Exercise aim :: Everything in the data should be repeated exactly, save for the images.

Start

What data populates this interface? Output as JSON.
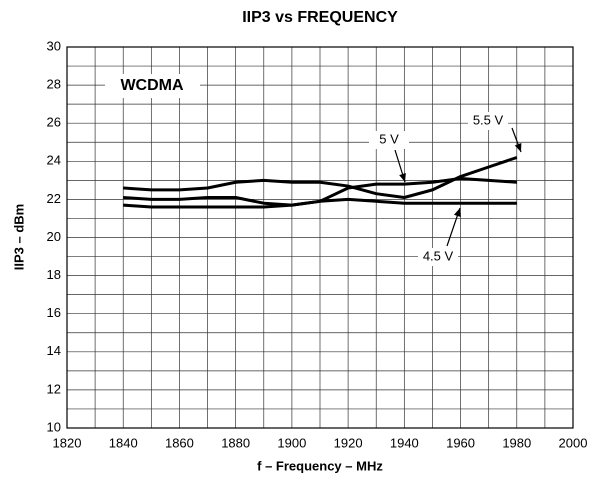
{
  "chart_data": {
    "type": "line",
    "title": "IIP3 vs FREQUENCY",
    "x_label": "f – Frequency – MHz",
    "y_label": "IIP3 – dBm",
    "annotation": "WCDMA",
    "x": [
      1840,
      1850,
      1860,
      1870,
      1880,
      1890,
      1900,
      1910,
      1920,
      1930,
      1940,
      1950,
      1960,
      1970,
      1980
    ],
    "series": [
      {
        "name": "5.5 V",
        "color": "#000000",
        "values": [
          22.6,
          22.5,
          22.5,
          22.6,
          22.9,
          23.0,
          22.9,
          22.9,
          22.7,
          22.3,
          22.1,
          22.5,
          23.2,
          23.7,
          24.2
        ]
      },
      {
        "name": "5 V",
        "color": "#000000",
        "values": [
          22.1,
          22.0,
          22.0,
          22.1,
          22.1,
          21.8,
          21.7,
          21.9,
          22.6,
          22.8,
          22.8,
          22.9,
          23.1,
          23.0,
          22.9
        ]
      },
      {
        "name": "4.5 V",
        "color": "#000000",
        "values": [
          21.7,
          21.6,
          21.6,
          21.6,
          21.6,
          21.6,
          21.7,
          21.9,
          22.0,
          21.9,
          21.8,
          21.8,
          21.8,
          21.8,
          21.8
        ]
      }
    ],
    "xlim": [
      1820,
      2000
    ],
    "xticks": [
      1820,
      1840,
      1860,
      1880,
      1900,
      1920,
      1940,
      1960,
      1980,
      2000
    ],
    "xminor": [
      1830,
      1850,
      1870,
      1890,
      1910,
      1930,
      1950,
      1970,
      1990
    ],
    "ylim": [
      10,
      30
    ],
    "yticks": [
      10,
      12,
      14,
      16,
      18,
      20,
      22,
      24,
      26,
      28,
      30
    ],
    "yminor": [
      11,
      13,
      15,
      17,
      19,
      21,
      23,
      25,
      27,
      29
    ],
    "grid": true
  }
}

End

Worked answer ::
What data populates this interface? Output as JSON.
{
  "chart_data": {
    "type": "line",
    "title": "IIP3 vs FREQUENCY",
    "x_label": "f – Frequency – MHz",
    "y_label": "IIP3 – dBm",
    "annotation": "WCDMA",
    "x": [
      1840,
      1850,
      1860,
      1870,
      1880,
      1890,
      1900,
      1910,
      1920,
      1930,
      1940,
      1950,
      1960,
      1970,
      1980
    ],
    "series": [
      {
        "name": "5.5 V",
        "color": "#000000",
        "values": [
          22.6,
          22.5,
          22.5,
          22.6,
          22.9,
          23.0,
          22.9,
          22.9,
          22.7,
          22.3,
          22.1,
          22.5,
          23.2,
          23.7,
          24.2
        ]
      },
      {
        "name": "5 V",
        "color": "#000000",
        "values": [
          22.1,
          22.0,
          22.0,
          22.1,
          22.1,
          21.8,
          21.7,
          21.9,
          22.6,
          22.8,
          22.8,
          22.9,
          23.1,
          23.0,
          22.9
        ]
      },
      {
        "name": "4.5 V",
        "color": "#000000",
        "values": [
          21.7,
          21.6,
          21.6,
          21.6,
          21.6,
          21.6,
          21.7,
          21.9,
          22.0,
          21.9,
          21.8,
          21.8,
          21.8,
          21.8,
          21.8
        ]
      }
    ],
    "xlim": [
      1820,
      2000
    ],
    "xticks": [
      1820,
      1840,
      1860,
      1880,
      1900,
      1920,
      1940,
      1960,
      1980,
      2000
    ],
    "xminor": [
      1830,
      1850,
      1870,
      1890,
      1910,
      1930,
      1950,
      1970,
      1990
    ],
    "ylim": [
      10,
      30
    ],
    "yticks": [
      10,
      12,
      14,
      16,
      18,
      20,
      22,
      24,
      26,
      28,
      30
    ],
    "yminor": [
      11,
      13,
      15,
      17,
      19,
      21,
      23,
      25,
      27,
      29
    ],
    "grid": true
  }
}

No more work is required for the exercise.